* Start Data listing *
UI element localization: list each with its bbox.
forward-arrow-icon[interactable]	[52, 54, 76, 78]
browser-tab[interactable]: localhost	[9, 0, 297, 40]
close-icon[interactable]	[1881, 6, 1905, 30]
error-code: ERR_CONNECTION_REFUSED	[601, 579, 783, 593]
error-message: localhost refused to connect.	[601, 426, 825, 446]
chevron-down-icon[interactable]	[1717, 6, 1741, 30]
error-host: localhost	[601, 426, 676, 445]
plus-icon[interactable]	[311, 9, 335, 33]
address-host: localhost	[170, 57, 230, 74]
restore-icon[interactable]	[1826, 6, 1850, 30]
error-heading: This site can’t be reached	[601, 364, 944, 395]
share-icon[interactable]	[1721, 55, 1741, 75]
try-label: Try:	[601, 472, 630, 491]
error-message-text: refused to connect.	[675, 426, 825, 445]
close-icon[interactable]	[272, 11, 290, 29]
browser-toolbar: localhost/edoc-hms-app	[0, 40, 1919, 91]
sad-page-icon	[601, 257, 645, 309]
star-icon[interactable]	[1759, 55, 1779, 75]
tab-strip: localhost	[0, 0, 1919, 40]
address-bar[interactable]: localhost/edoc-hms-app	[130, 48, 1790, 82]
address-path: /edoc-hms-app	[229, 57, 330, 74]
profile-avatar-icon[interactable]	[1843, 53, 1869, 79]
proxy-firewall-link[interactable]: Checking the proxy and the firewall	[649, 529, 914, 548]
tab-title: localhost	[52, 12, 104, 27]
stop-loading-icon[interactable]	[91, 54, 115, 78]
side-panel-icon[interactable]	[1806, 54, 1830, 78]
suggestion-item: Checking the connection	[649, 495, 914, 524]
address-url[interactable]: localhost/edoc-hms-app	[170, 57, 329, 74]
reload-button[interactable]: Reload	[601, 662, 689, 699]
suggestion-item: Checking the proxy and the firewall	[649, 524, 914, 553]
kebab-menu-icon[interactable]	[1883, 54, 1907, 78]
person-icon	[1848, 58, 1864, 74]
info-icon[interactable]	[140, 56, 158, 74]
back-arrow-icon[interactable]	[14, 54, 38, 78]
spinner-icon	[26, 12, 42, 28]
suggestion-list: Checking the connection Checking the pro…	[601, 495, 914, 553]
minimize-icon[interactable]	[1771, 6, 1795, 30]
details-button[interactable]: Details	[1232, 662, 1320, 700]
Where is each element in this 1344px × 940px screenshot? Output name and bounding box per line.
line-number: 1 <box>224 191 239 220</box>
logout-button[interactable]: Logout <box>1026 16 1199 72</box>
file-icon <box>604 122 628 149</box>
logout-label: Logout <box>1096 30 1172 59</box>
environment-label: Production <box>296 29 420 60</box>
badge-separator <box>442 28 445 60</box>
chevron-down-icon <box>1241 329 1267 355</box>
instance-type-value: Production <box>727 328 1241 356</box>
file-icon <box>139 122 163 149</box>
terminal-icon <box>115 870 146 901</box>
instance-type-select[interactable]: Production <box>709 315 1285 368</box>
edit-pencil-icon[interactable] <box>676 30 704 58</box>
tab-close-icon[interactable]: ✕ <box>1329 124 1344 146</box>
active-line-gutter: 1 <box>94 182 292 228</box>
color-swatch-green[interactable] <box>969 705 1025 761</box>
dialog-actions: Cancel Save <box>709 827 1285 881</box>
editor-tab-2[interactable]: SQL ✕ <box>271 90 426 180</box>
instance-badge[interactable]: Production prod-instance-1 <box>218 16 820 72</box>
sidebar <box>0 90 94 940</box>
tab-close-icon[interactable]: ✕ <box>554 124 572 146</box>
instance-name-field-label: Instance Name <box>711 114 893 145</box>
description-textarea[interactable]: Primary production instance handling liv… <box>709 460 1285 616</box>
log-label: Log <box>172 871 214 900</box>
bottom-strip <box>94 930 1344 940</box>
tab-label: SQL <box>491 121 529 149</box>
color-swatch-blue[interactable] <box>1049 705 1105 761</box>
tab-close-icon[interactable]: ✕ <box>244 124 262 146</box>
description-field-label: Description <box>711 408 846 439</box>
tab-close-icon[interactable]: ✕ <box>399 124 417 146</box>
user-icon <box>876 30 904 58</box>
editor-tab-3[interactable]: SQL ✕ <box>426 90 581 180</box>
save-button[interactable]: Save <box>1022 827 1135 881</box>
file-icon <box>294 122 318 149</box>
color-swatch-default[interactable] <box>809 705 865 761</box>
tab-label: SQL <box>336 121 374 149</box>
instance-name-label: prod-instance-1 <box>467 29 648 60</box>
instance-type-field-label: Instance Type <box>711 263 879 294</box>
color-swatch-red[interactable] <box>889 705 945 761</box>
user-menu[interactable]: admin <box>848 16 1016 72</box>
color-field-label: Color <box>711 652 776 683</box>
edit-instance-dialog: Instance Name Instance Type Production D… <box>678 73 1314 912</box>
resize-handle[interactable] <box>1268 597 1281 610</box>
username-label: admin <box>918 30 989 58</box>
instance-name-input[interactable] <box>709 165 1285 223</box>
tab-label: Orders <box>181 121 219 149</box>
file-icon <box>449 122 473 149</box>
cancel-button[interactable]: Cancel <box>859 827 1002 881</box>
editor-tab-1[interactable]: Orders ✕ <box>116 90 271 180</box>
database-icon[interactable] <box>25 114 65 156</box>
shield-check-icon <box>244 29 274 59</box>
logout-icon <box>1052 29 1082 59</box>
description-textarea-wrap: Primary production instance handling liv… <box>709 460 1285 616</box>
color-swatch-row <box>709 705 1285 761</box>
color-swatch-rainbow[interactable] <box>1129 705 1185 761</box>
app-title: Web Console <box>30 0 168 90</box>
* End Data listing *
* [What the task requires]:
Can you copy every line of the items above verbatim, from first to last?

* [Solution for this problem]:
UI element localization: list each with its bbox.
forward-arrow-icon[interactable]	[52, 54, 76, 78]
browser-tab[interactable]: localhost	[9, 0, 297, 40]
close-icon[interactable]	[1881, 6, 1905, 30]
error-code: ERR_CONNECTION_REFUSED	[601, 579, 783, 593]
error-message: localhost refused to connect.	[601, 426, 825, 446]
chevron-down-icon[interactable]	[1717, 6, 1741, 30]
error-host: localhost	[601, 426, 676, 445]
plus-icon[interactable]	[311, 9, 335, 33]
address-host: localhost	[170, 57, 230, 74]
restore-icon[interactable]	[1826, 6, 1850, 30]
error-heading: This site can’t be reached	[601, 364, 944, 395]
share-icon[interactable]	[1721, 55, 1741, 75]
try-label: Try:	[601, 472, 630, 491]
error-message-text: refused to connect.	[675, 426, 825, 445]
close-icon[interactable]	[272, 11, 290, 29]
browser-toolbar: localhost/edoc-hms-app	[0, 40, 1919, 91]
sad-page-icon	[601, 257, 645, 309]
star-icon[interactable]	[1759, 55, 1779, 75]
tab-strip: localhost	[0, 0, 1919, 40]
address-bar[interactable]: localhost/edoc-hms-app	[130, 48, 1790, 82]
address-path: /edoc-hms-app	[229, 57, 330, 74]
profile-avatar-icon[interactable]	[1843, 53, 1869, 79]
proxy-firewall-link[interactable]: Checking the proxy and the firewall	[649, 529, 914, 548]
tab-title: localhost	[52, 12, 104, 27]
stop-loading-icon[interactable]	[91, 54, 115, 78]
side-panel-icon[interactable]	[1806, 54, 1830, 78]
suggestion-item: Checking the connection	[649, 495, 914, 524]
address-url[interactable]: localhost/edoc-hms-app	[170, 57, 329, 74]
reload-button[interactable]: Reload	[601, 662, 689, 699]
suggestion-item: Checking the proxy and the firewall	[649, 524, 914, 553]
kebab-menu-icon[interactable]	[1883, 54, 1907, 78]
person-icon	[1848, 58, 1864, 74]
info-icon[interactable]	[140, 56, 158, 74]
back-arrow-icon[interactable]	[14, 54, 38, 78]
spinner-icon	[26, 12, 42, 28]
suggestion-list: Checking the connection Checking the pro…	[601, 495, 914, 553]
minimize-icon[interactable]	[1771, 6, 1795, 30]
details-button[interactable]: Details	[1232, 662, 1320, 700]
Where is each element in this 1344px × 940px screenshot? Output name and bounding box per line.
line-number: 1 <box>224 191 239 220</box>
logout-button[interactable]: Logout <box>1026 16 1199 72</box>
file-icon <box>604 122 628 149</box>
logout-label: Logout <box>1096 30 1172 59</box>
environment-label: Production <box>296 29 420 60</box>
badge-separator <box>442 28 445 60</box>
chevron-down-icon <box>1241 329 1267 355</box>
instance-type-value: Production <box>727 328 1241 356</box>
file-icon <box>139 122 163 149</box>
terminal-icon <box>115 870 146 901</box>
instance-type-select[interactable]: Production <box>709 315 1285 368</box>
edit-pencil-icon[interactable] <box>676 30 704 58</box>
tab-close-icon[interactable]: ✕ <box>1329 124 1344 146</box>
active-line-gutter: 1 <box>94 182 292 228</box>
color-swatch-green[interactable] <box>969 705 1025 761</box>
dialog-actions: Cancel Save <box>709 827 1285 881</box>
editor-tab-2[interactable]: SQL ✕ <box>271 90 426 180</box>
instance-badge[interactable]: Production prod-instance-1 <box>218 16 820 72</box>
sidebar <box>0 90 94 940</box>
tab-close-icon[interactable]: ✕ <box>554 124 572 146</box>
instance-name-field-label: Instance Name <box>711 114 893 145</box>
description-textarea[interactable]: Primary production instance handling liv… <box>709 460 1285 616</box>
log-label: Log <box>172 871 214 900</box>
bottom-strip <box>94 930 1344 940</box>
tab-label: SQL <box>491 121 529 149</box>
color-swatch-blue[interactable] <box>1049 705 1105 761</box>
tab-close-icon[interactable]: ✕ <box>244 124 262 146</box>
description-field-label: Description <box>711 408 846 439</box>
tab-close-icon[interactable]: ✕ <box>399 124 417 146</box>
user-icon <box>876 30 904 58</box>
editor-tab-3[interactable]: SQL ✕ <box>426 90 581 180</box>
save-button[interactable]: Save <box>1022 827 1135 881</box>
file-icon <box>294 122 318 149</box>
color-swatch-default[interactable] <box>809 705 865 761</box>
tab-label: SQL <box>336 121 374 149</box>
instance-name-label: prod-instance-1 <box>467 29 648 60</box>
instance-type-field-label: Instance Type <box>711 263 879 294</box>
color-swatch-red[interactable] <box>889 705 945 761</box>
user-menu[interactable]: admin <box>848 16 1016 72</box>
color-field-label: Color <box>711 652 776 683</box>
edit-instance-dialog: Instance Name Instance Type Production D… <box>678 73 1314 912</box>
resize-handle[interactable] <box>1268 597 1281 610</box>
username-label: admin <box>918 30 989 58</box>
instance-name-input[interactable] <box>709 165 1285 223</box>
tab-label: Orders <box>181 121 219 149</box>
file-icon <box>449 122 473 149</box>
cancel-button[interactable]: Cancel <box>859 827 1002 881</box>
editor-tab-1[interactable]: Orders ✕ <box>116 90 271 180</box>
database-icon[interactable] <box>25 114 65 156</box>
shield-check-icon <box>244 29 274 59</box>
logout-icon <box>1052 29 1082 59</box>
description-textarea-wrap: Primary production instance handling liv… <box>709 460 1285 616</box>
color-swatch-row <box>709 705 1285 761</box>
color-swatch-rainbow[interactable] <box>1129 705 1185 761</box>
app-title: Web Console <box>30 0 168 90</box>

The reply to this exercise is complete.